ИСХОДНЫЙ ОТРЫВОК:
::::::::

Итак, 31 марта 1814 года двое мужчин — скорее всего, рабочие — взбираются на вершину колонны; один из них пытается сбросить статую вниз ударами дубины, но ему удается только выбить из рук Наполеона крылатую аллегорию победы. Другой оскорбляет и бьет по щекам императора, а потом принимается размахивать белым платком с криком «Да здравствует король!». Наконец, еще один угрожает отрезать бронзовую голову и пронести ее по городу на острие пики. Эта угроза пугает самого Ларошфуко, Франкенштейна бурбонского иконоборчества. Он заключает с ужасом: «Есть такая степень возбуждения, до которой доводить народ небезопасно». Роялисты силой изымают из соседней лавки канаты и приказывают обвязать ими шею императора. Небольшая группа, созванная Мобрёем и Ларошфуко, пляшет вокруг колонны и пытается свалить колосса, но безуспешно. Статуя сопротивляется неуклюжим стараниям толпы, тщетно тянущей за канаты. Слесари, срочно вызванные на площадь, пытаются, но тоже без всякого результата, спилить основание статуи. Запланированное сокрушительное низвержение оборачивается патетическим симулякром. Иконоборческая машина стопорится.

::::::::

Сохранённые объекты:
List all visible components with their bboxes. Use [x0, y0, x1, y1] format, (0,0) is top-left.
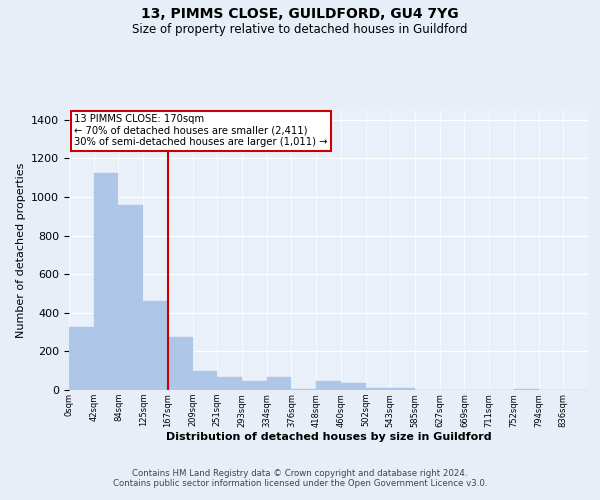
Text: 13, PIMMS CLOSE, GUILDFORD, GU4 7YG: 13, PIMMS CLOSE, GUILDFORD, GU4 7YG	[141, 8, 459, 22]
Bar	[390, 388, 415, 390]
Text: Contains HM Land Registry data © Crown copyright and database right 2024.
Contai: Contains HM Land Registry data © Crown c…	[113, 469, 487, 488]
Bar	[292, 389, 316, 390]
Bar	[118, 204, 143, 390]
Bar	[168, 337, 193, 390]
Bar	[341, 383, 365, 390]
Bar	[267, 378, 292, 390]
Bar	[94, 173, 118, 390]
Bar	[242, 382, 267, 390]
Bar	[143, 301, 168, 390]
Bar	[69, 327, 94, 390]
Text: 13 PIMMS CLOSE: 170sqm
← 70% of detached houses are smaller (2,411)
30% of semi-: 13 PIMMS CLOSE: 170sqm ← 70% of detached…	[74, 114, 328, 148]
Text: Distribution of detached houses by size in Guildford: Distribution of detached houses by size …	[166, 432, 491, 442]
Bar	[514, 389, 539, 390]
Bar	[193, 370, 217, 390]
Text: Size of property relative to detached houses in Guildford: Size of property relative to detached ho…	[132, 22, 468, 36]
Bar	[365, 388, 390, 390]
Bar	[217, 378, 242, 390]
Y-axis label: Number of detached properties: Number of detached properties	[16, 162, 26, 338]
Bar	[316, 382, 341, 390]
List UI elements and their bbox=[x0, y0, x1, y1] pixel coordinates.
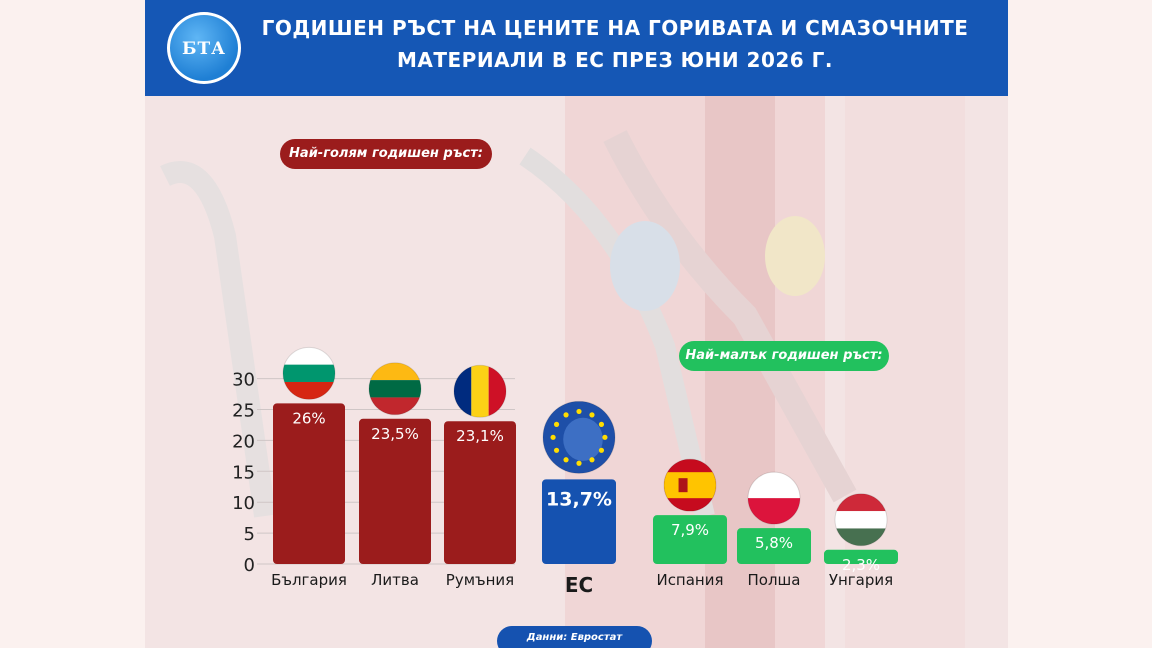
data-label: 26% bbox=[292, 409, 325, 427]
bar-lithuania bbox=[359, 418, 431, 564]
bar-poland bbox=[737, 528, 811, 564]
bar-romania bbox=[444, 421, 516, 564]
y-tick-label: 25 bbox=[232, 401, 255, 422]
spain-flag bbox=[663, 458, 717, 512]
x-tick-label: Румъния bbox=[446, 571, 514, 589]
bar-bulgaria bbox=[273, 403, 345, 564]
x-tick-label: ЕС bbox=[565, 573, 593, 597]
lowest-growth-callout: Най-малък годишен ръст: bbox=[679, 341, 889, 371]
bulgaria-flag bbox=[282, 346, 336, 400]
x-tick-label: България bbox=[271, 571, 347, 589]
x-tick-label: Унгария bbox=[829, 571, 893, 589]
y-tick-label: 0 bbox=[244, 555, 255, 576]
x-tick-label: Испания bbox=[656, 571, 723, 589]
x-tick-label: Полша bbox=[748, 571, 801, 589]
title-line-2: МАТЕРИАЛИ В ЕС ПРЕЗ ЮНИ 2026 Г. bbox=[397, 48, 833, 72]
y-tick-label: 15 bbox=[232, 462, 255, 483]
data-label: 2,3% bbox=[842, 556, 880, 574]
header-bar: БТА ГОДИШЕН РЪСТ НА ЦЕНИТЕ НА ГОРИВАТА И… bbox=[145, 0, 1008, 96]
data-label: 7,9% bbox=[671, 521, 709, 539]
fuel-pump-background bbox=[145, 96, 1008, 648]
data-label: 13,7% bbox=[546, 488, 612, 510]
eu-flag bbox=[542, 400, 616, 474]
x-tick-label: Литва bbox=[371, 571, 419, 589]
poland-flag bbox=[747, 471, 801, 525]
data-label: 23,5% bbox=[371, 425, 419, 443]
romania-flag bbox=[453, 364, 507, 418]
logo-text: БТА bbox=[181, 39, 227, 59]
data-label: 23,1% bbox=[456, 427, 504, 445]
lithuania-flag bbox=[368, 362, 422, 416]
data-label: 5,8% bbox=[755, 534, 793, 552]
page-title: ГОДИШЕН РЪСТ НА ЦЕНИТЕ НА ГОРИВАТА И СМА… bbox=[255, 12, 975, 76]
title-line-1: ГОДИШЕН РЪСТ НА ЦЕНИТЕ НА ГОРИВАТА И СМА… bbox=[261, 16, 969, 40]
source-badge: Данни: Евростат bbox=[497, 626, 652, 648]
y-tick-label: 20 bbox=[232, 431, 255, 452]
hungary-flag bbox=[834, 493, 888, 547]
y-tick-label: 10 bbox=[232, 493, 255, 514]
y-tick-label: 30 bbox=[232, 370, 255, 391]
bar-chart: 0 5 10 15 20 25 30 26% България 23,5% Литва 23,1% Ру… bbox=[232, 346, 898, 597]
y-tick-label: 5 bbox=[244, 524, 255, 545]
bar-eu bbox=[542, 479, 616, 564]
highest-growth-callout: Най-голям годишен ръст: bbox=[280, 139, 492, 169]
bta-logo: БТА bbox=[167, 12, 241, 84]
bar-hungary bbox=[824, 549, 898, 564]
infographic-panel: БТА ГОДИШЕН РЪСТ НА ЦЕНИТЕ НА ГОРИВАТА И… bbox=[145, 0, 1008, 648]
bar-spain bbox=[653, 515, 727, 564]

::::::::

ЧТО СДЕЛАТЬ:
a) Назовите всех реальных людей, которые упомянуты в отрывке по имени или фамилии.
b) Что, согласно отрывку, удалось выбить из рук статуи Наполеона ударами дубины?

ОТВЕТЫ ПО ЗАДАНИЯМ:
a) Наполеон, Ларошфуко, Мобрёй.

b) Крылатую аллегорию победы.